[begin Dataset]
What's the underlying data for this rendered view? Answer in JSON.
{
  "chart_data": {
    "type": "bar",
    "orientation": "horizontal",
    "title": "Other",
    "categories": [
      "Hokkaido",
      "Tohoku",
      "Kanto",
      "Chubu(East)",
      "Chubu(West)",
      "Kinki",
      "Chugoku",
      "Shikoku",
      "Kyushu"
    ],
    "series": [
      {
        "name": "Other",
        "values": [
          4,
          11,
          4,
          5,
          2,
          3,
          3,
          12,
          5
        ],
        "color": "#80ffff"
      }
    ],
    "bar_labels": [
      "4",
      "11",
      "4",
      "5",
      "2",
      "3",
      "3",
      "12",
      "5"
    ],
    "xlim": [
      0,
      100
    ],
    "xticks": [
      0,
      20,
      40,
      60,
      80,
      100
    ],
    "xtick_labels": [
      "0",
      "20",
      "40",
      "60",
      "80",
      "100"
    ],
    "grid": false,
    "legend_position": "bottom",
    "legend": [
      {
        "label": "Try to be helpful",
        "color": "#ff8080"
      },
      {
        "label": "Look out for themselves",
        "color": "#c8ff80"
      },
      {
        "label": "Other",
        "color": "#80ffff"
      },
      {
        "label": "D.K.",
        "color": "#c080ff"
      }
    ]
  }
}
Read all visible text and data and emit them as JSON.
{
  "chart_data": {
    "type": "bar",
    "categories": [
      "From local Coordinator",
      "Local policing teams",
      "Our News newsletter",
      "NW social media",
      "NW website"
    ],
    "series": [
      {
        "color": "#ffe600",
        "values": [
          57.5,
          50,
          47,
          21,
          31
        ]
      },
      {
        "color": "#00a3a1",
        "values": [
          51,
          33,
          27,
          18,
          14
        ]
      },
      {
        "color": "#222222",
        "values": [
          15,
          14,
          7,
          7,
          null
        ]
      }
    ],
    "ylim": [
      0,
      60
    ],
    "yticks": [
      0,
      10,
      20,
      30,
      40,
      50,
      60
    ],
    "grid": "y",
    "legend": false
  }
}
[end Dataset]
## [Task requirements]
Write the material out exactly, with nothing left out.

## [Exercise response]
What's the underlying data for this rendered view? Answer in JSON.
{
  "chart_data": {
    "type": "bar",
    "orientation": "horizontal",
    "title": "Other",
    "categories": [
      "Hokkaido",
      "Tohoku",
      "Kanto",
      "Chubu(East)",
      "Chubu(West)",
      "Kinki",
      "Chugoku",
      "Shikoku",
      "Kyushu"
    ],
    "series": [
      {
        "name": "Other",
        "values": [
          4,
          11,
          4,
          5,
          2,
          3,
          3,
          12,
          5
        ],
        "color": "#80ffff"
      }
    ],
    "bar_labels": [
      "4",
      "11",
      "4",
      "5",
      "2",
      "3",
      "3",
      "12",
      "5"
    ],
    "xlim": [
      0,
      100
    ],
    "xticks": [
      0,
      20,
      40,
      60,
      80,
      100
    ],
    "xtick_labels": [
      "0",
      "20",
      "40",
      "60",
      "80",
      "100"
    ],
    "grid": false,
    "legend_position": "bottom",
    "legend": [
      {
        "label": "Try to be helpful",
        "color": "#ff8080"
      },
      {
        "label": "Look out for themselves",
        "color": "#c8ff80"
      },
      {
        "label": "Other",
        "color": "#80ffff"
      },
      {
        "label": "D.K.",
        "color": "#c080ff"
      }
    ]
  }
}
Read all visible text and data and emit them as JSON.
{
  "chart_data": {
    "type": "bar",
    "categories": [
      "From local Coordinator",
      "Local policing teams",
      "Our News newsletter",
      "NW social media",
      "NW website"
    ],
    "series": [
      {
        "color": "#ffe600",
        "values": [
          57.5,
          50,
          47,
          21,
          31
        ]
      },
      {
        "color": "#00a3a1",
        "values": [
          51,
          33,
          27,
          18,
          14
        ]
      },
      {
        "color": "#222222",
        "values": [
          15,
          14,
          7,
          7,
          null
        ]
      }
    ],
    "ylim": [
      0,
      60
    ],
    "yticks": [
      0,
      10,
      20,
      30,
      40,
      50,
      60
    ],
    "grid": "y",
    "legend": false
  }
}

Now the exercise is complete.